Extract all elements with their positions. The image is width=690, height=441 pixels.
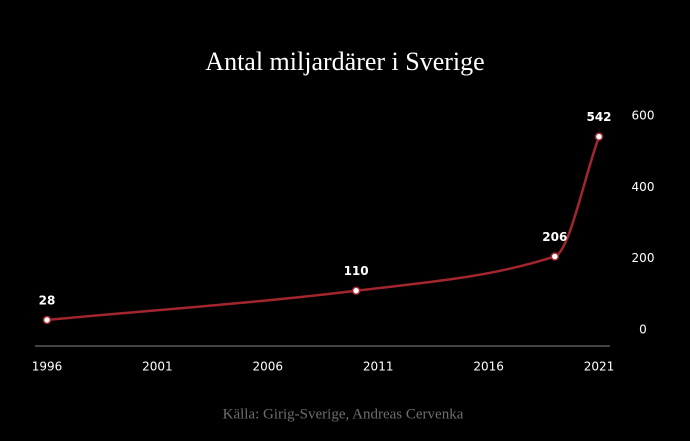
- point: [594, 132, 604, 141]
- chart-title: Antal miljardärer i Sverige: [205, 47, 484, 76]
- x-tick-label: 2006: [253, 360, 284, 374]
- y-tick-label: 600: [632, 109, 655, 123]
- point: [42, 315, 52, 325]
- x-tick-label: 2016: [473, 360, 504, 374]
- point: [351, 286, 361, 295]
- point: [550, 252, 560, 261]
- x-tick-label: 2021: [584, 360, 615, 374]
- y-tick-label: 0: [639, 322, 647, 336]
- data-label: 28: [39, 293, 56, 307]
- data-label: 206: [542, 230, 567, 244]
- y-tick-label: 200: [632, 251, 655, 265]
- source: Källa: Girig-Sverige, Andreas Cervenka: [223, 406, 464, 422]
- y-tick-label: 400: [632, 180, 655, 194]
- x-tick-label: 1996: [32, 360, 63, 374]
- data-label: 542: [586, 110, 611, 124]
- x-tick-label: 2011: [363, 360, 394, 374]
- data-label: 110: [344, 264, 369, 278]
- line: [46, 136, 601, 322]
- x-tick-label: 2001: [142, 360, 173, 374]
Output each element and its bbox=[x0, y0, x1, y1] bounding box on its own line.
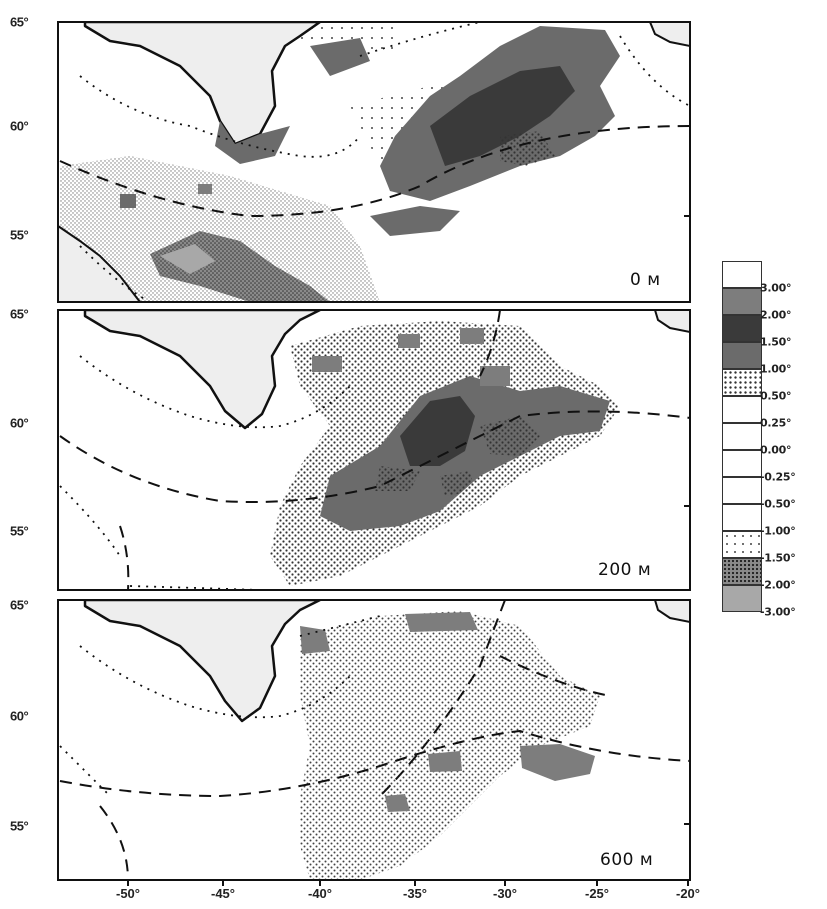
lat-label-65: 65° bbox=[10, 306, 29, 322]
map-panel-600m bbox=[57, 599, 691, 886]
legend-swatch bbox=[722, 423, 762, 450]
anomaly-patch bbox=[405, 612, 478, 632]
depth-label-600m: 600 м bbox=[600, 850, 654, 870]
legend-label: 0.00° bbox=[760, 443, 792, 457]
legend-label: -0.25° bbox=[760, 470, 796, 484]
depth-label-0m: 0 м bbox=[630, 270, 661, 290]
legend-label: -3.00° bbox=[760, 605, 796, 619]
lon-label-35: -35° bbox=[403, 886, 427, 901]
dot-patch bbox=[480, 416, 540, 456]
legend-label: 1.50° bbox=[760, 335, 792, 349]
legend-swatch bbox=[722, 531, 762, 558]
lat-label-65: 65° bbox=[10, 14, 29, 30]
legend-label: 1.00° bbox=[760, 362, 792, 376]
isobath-dotted bbox=[79, 75, 361, 158]
lon-label-25: -25° bbox=[585, 886, 609, 901]
map-panel-200m bbox=[57, 309, 691, 591]
anomaly-region-dark bbox=[430, 66, 575, 166]
lon-label-45: -45° bbox=[211, 886, 235, 901]
lon-label-50: -50° bbox=[116, 886, 140, 901]
map-panel-0m bbox=[57, 21, 691, 303]
front-line bbox=[59, 410, 690, 503]
legend-label: 0.50° bbox=[760, 389, 792, 403]
lat-label-60: 60° bbox=[10, 415, 29, 431]
legend-label: 3.00° bbox=[760, 281, 792, 295]
depth-label-200m: 200 м bbox=[598, 560, 652, 580]
lat-label-55: 55° bbox=[10, 818, 29, 834]
legend-swatch bbox=[722, 369, 762, 396]
lon-label-30: -30° bbox=[493, 886, 517, 901]
lon-label-40: -40° bbox=[308, 886, 332, 901]
legend-label: 2.00° bbox=[760, 308, 792, 322]
legend-label: -1.50° bbox=[760, 551, 796, 565]
anomaly-region-gray bbox=[310, 38, 370, 76]
front-line bbox=[59, 125, 690, 218]
legend-label: -0.50° bbox=[760, 497, 796, 511]
legend-swatch bbox=[722, 288, 762, 315]
legend-swatch bbox=[722, 558, 762, 585]
stipple-region bbox=[300, 611, 600, 880]
legend-label: 0.25° bbox=[760, 416, 792, 430]
anomaly-patch bbox=[520, 744, 595, 781]
lon-label-20: -20° bbox=[676, 886, 700, 901]
front-line bbox=[59, 729, 690, 798]
lat-label-55: 55° bbox=[10, 523, 29, 539]
lat-label-65: 65° bbox=[10, 597, 29, 613]
lat-label-60: 60° bbox=[10, 118, 29, 134]
isobath-dotted bbox=[79, 355, 351, 429]
legend-swatch bbox=[722, 477, 762, 504]
legend-swatch bbox=[722, 585, 762, 612]
legend-swatch bbox=[722, 450, 762, 477]
legend-swatch bbox=[722, 261, 762, 288]
legend-label: -1.00° bbox=[760, 524, 796, 538]
legend-swatch bbox=[722, 504, 762, 531]
anomaly-region-gray bbox=[370, 206, 460, 236]
legend-swatch bbox=[722, 396, 762, 423]
legend-label: -2.00° bbox=[760, 578, 796, 592]
legend-swatch bbox=[722, 315, 762, 342]
lat-label-60: 60° bbox=[10, 708, 29, 724]
lat-label-55: 55° bbox=[10, 227, 29, 243]
greenland-landmass bbox=[83, 600, 322, 723]
greenland-landmass bbox=[83, 310, 322, 430]
legend-swatch bbox=[722, 342, 762, 369]
isobath-dotted bbox=[79, 645, 351, 719]
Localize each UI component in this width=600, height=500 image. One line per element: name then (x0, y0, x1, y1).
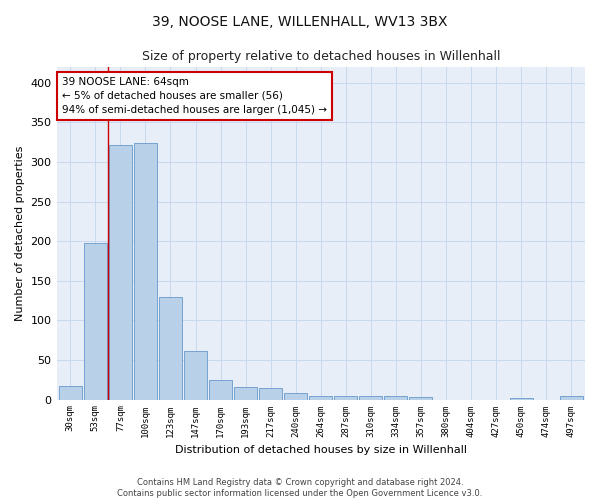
Bar (234, 387, 257, 400)
Bar (109, 146, 132, 400)
Bar (385, 396, 407, 400)
Bar (359, 396, 382, 400)
Bar (309, 396, 332, 400)
Bar (509, 398, 533, 400)
Bar (84, 243, 107, 400)
Bar (209, 380, 232, 400)
Bar (134, 143, 157, 400)
Y-axis label: Number of detached properties: Number of detached properties (15, 146, 25, 321)
Text: Contains HM Land Registry data © Crown copyright and database right 2024.
Contai: Contains HM Land Registry data © Crown c… (118, 478, 482, 498)
Text: 39 NOOSE LANE: 64sqm
← 5% of detached houses are smaller (56)
94% of semi-detach: 39 NOOSE LANE: 64sqm ← 5% of detached ho… (62, 77, 327, 115)
Bar (334, 396, 358, 400)
Bar (59, 386, 82, 400)
Bar (259, 388, 282, 400)
Bar (184, 351, 207, 400)
Title: Size of property relative to detached houses in Willenhall: Size of property relative to detached ho… (142, 50, 500, 63)
Bar (560, 396, 583, 400)
Bar (159, 296, 182, 400)
Text: 39, NOOSE LANE, WILLENHALL, WV13 3BX: 39, NOOSE LANE, WILLENHALL, WV13 3BX (152, 15, 448, 29)
X-axis label: Distribution of detached houses by size in Willenhall: Distribution of detached houses by size … (175, 445, 467, 455)
Bar (284, 393, 307, 400)
Bar (409, 397, 433, 400)
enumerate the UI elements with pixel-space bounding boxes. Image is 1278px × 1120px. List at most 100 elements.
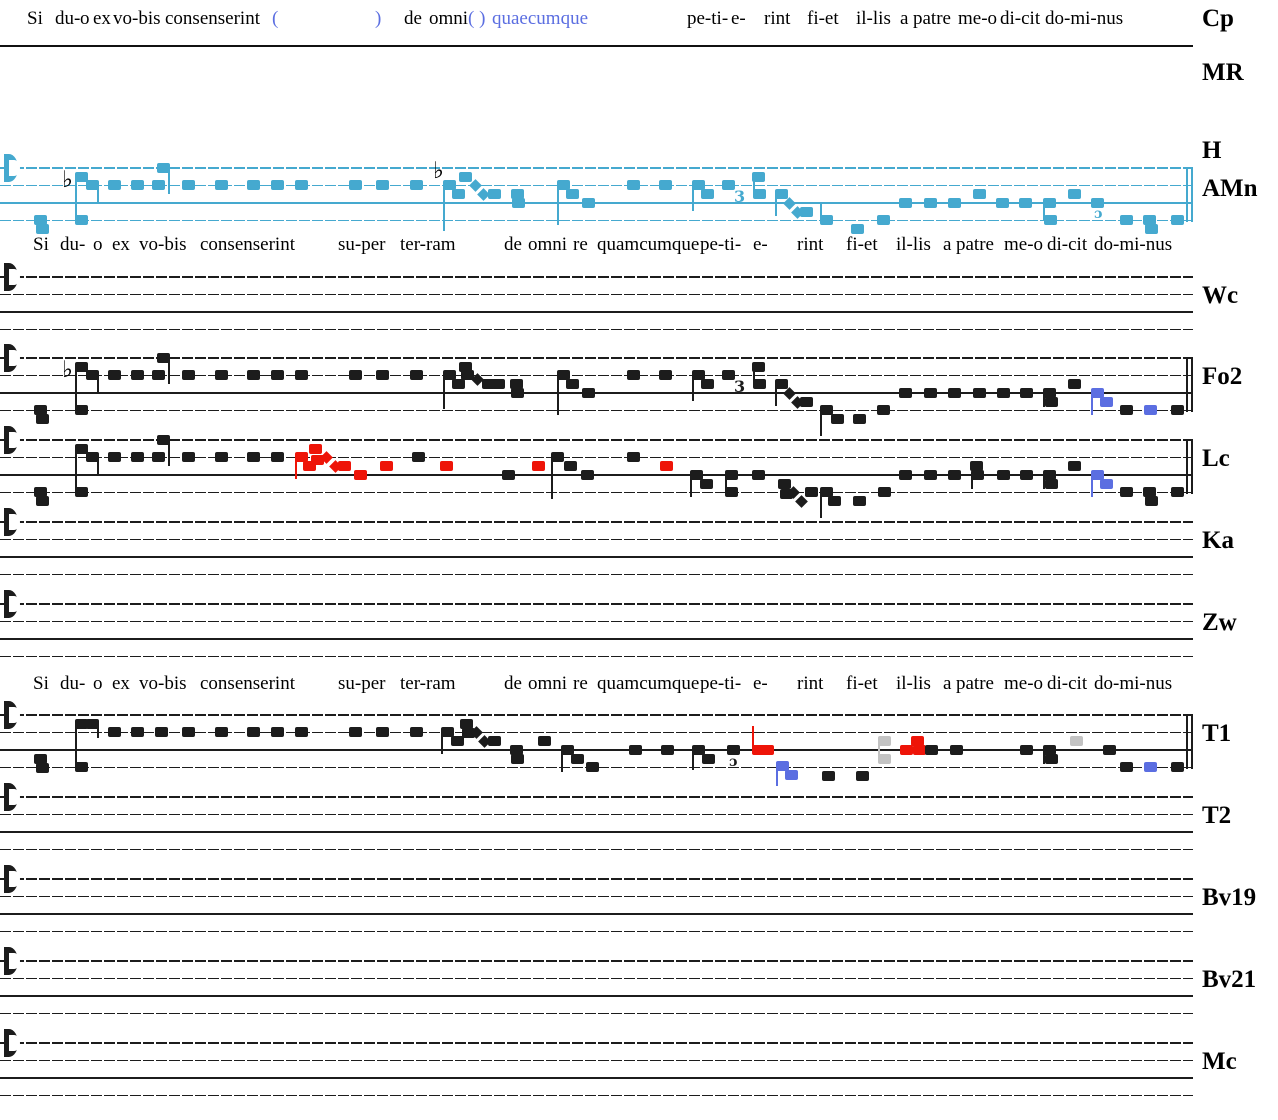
verse1-lyric-word: do-mi-nus [1094, 234, 1173, 255]
source-label-Bv19[interactable]: Bv19 [1202, 884, 1257, 911]
note [532, 461, 545, 471]
note [152, 180, 165, 190]
note-stem [820, 492, 822, 518]
note [1120, 405, 1133, 415]
staff-line [0, 813, 1193, 816]
cp-lyric-word: fi-et [807, 8, 839, 29]
source-label-Lc[interactable]: Lc [1202, 445, 1230, 472]
note [557, 180, 570, 190]
note [34, 215, 47, 225]
source-label-H[interactable]: H [1202, 137, 1222, 164]
staff-line [0, 848, 1193, 851]
note [1145, 224, 1158, 234]
note [75, 444, 88, 454]
note [182, 370, 195, 380]
note [157, 435, 170, 445]
note [878, 487, 891, 497]
source-label-T2[interactable]: T2 [1202, 802, 1232, 829]
note-stem [441, 732, 443, 754]
c-clef-icon [4, 154, 20, 182]
verse2-lyric-word: quamcumque [597, 673, 700, 694]
note [376, 180, 389, 190]
note [182, 452, 195, 462]
flat-sign: ♭ [62, 167, 73, 193]
note-stem [97, 457, 99, 475]
note-stem [97, 375, 99, 393]
staff-line [0, 995, 1193, 997]
source-label-AMn[interactable]: AMn [1202, 175, 1258, 202]
end-double-barline [1191, 714, 1193, 769]
verse2-lyric-word: fi-et [846, 673, 878, 694]
note [899, 388, 912, 398]
verse2-lyric-word: du- [60, 673, 86, 694]
source-label-Fo2[interactable]: Fo2 [1202, 363, 1243, 390]
note [451, 736, 464, 746]
cp-divider-rule [0, 45, 1193, 47]
note [36, 224, 49, 234]
verse2-lyric-word: o [93, 673, 103, 694]
c-clef-icon [4, 947, 20, 975]
note [1043, 470, 1056, 480]
source-label-Cp[interactable]: Cp [1202, 5, 1234, 32]
note [309, 444, 322, 454]
note [108, 727, 121, 737]
note [851, 224, 864, 234]
note [997, 388, 1010, 398]
note [800, 207, 813, 217]
note [452, 379, 465, 389]
note [692, 370, 705, 380]
staff-line [0, 439, 1193, 441]
note [1045, 479, 1058, 489]
note-stem [775, 384, 777, 406]
note [828, 496, 841, 506]
verse2-lyric-word: ter-ram [400, 673, 456, 694]
source-label-Zw[interactable]: Zw [1202, 609, 1237, 636]
note [1120, 487, 1133, 497]
flat-sign: ♭ [62, 357, 73, 383]
source-label-Bv21[interactable]: Bv21 [1202, 966, 1257, 993]
note [461, 370, 474, 380]
note [1020, 470, 1033, 480]
note [1068, 379, 1081, 389]
note [380, 461, 393, 471]
note [215, 370, 228, 380]
staff-line [0, 374, 1193, 377]
end-double-barline [1191, 357, 1193, 412]
verse1-lyric-word: consenserint [200, 234, 295, 255]
source-label-T1[interactable]: T1 [1202, 720, 1232, 747]
note [1120, 762, 1133, 772]
note-stem [75, 177, 77, 220]
note [492, 379, 505, 389]
note [349, 370, 362, 380]
verse2-lyric-word: de [504, 673, 522, 694]
note-stem [752, 726, 754, 750]
note [1068, 461, 1081, 471]
staff-line [0, 202, 1193, 204]
verse1-lyric-word: ter-ram [400, 234, 456, 255]
note [152, 452, 165, 462]
end-double-barline [1191, 439, 1193, 494]
note [1043, 198, 1056, 208]
c-clef-icon [4, 263, 20, 291]
note [996, 198, 1009, 208]
note-stem [1043, 203, 1045, 220]
source-label-Mc[interactable]: Mc [1202, 1048, 1237, 1075]
note [722, 180, 735, 190]
staff-line [0, 328, 1193, 331]
source-label-MR[interactable]: MR [1202, 59, 1244, 86]
note [155, 727, 168, 737]
note [460, 719, 473, 729]
note [1171, 762, 1184, 772]
verse2-lyric-word: rint [797, 673, 824, 694]
note [752, 745, 765, 755]
source-label-Wc[interactable]: Wc [1202, 282, 1239, 309]
note [924, 470, 937, 480]
note [853, 496, 866, 506]
cp-lyric-word: omni [429, 8, 469, 29]
note-stem [1043, 393, 1045, 407]
source-label-Ka[interactable]: Ka [1202, 527, 1234, 554]
note [1171, 487, 1184, 497]
verse1-lyric-word: vo-bis [139, 234, 187, 255]
note [997, 470, 1010, 480]
verse1-lyric-word: re [573, 234, 588, 255]
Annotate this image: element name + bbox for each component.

* * * * *

Instruções » Reproduza sem alterações todas as linhas das entradas acima, desde a linha que contém "Bar (234, 387, 257, 400)" até a linha que contém "Text: Contains HM", incluindo as duas.

Resolução »
Bar (234, 387, 257, 400)
Bar (109, 146, 132, 400)
Bar (385, 396, 407, 400)
Bar (359, 396, 382, 400)
Bar (309, 396, 332, 400)
Bar (509, 398, 533, 400)
Bar (84, 243, 107, 400)
Bar (209, 380, 232, 400)
Bar (134, 143, 157, 400)
Y-axis label: Number of detached properties: Number of detached properties (15, 146, 25, 321)
Text: Contains HM Land Registry data © Crown copyright and database right 2024.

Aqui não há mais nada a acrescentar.